++++ Given entries

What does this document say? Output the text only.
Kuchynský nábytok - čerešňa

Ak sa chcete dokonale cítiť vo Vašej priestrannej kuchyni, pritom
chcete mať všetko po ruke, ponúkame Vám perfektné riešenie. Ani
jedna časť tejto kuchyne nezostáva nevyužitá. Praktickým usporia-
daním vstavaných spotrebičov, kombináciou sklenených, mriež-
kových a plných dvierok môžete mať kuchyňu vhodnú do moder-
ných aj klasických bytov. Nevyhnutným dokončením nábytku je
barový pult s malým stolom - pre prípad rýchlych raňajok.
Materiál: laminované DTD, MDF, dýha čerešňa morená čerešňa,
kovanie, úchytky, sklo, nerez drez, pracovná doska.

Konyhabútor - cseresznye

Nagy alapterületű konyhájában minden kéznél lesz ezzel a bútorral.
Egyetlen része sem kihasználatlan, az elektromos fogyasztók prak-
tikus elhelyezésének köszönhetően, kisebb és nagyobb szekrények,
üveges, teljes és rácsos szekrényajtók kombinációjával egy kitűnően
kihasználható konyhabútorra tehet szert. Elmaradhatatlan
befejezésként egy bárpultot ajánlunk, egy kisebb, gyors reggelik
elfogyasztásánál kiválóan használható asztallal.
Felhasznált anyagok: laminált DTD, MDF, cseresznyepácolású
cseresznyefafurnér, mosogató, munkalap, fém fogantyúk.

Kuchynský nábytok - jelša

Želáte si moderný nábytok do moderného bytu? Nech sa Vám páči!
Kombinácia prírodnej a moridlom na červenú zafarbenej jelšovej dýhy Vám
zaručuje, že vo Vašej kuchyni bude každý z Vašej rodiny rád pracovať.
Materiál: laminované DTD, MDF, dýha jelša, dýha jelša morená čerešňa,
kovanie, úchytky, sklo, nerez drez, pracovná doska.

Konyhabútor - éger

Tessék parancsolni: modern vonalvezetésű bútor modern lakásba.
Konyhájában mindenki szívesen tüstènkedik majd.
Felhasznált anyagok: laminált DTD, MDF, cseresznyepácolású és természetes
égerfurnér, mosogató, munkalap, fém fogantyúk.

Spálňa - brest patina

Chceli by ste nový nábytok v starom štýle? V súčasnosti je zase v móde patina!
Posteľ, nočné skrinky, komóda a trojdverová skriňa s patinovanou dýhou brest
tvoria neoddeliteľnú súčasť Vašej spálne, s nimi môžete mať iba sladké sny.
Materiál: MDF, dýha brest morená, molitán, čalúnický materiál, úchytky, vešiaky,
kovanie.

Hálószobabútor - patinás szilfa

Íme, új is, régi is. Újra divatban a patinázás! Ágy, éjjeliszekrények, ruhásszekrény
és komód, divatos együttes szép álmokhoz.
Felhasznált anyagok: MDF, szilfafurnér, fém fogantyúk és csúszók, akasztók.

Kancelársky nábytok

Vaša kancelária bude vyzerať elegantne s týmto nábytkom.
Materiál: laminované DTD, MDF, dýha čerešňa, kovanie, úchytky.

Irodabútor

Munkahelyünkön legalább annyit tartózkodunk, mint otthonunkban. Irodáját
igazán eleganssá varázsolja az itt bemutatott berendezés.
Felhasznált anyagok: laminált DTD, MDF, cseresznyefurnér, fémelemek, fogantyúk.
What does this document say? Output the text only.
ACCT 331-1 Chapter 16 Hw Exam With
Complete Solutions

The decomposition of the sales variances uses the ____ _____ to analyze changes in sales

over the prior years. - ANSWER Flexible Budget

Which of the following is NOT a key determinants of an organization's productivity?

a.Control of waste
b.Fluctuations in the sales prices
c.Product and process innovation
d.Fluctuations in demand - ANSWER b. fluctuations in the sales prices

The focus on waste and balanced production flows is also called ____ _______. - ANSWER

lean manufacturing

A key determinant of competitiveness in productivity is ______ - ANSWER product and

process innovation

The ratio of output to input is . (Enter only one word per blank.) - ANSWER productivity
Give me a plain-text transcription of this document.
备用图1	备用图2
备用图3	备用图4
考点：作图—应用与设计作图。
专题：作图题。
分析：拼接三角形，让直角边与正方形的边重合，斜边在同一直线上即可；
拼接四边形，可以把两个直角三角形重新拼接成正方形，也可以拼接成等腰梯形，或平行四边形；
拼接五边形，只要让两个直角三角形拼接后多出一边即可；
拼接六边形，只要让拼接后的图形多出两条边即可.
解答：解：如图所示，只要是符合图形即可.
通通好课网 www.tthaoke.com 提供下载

++++++++

Exercise: Above are the records. Copy every line in them holding "dýha".

Solution to this task:
Materiál: laminované DTD, MDF, dýha čerešňa morená čerešňa,
Materiál: laminované DTD, MDF, dýha jelša, dýha jelša morená čerešňa,
Materiál: MDF, dýha brest morená, molitán, čalúnický materiál, úchytky, vešiaky,
Materiál: laminované DTD, MDF, dýha čerešňa, kovanie, úchytky.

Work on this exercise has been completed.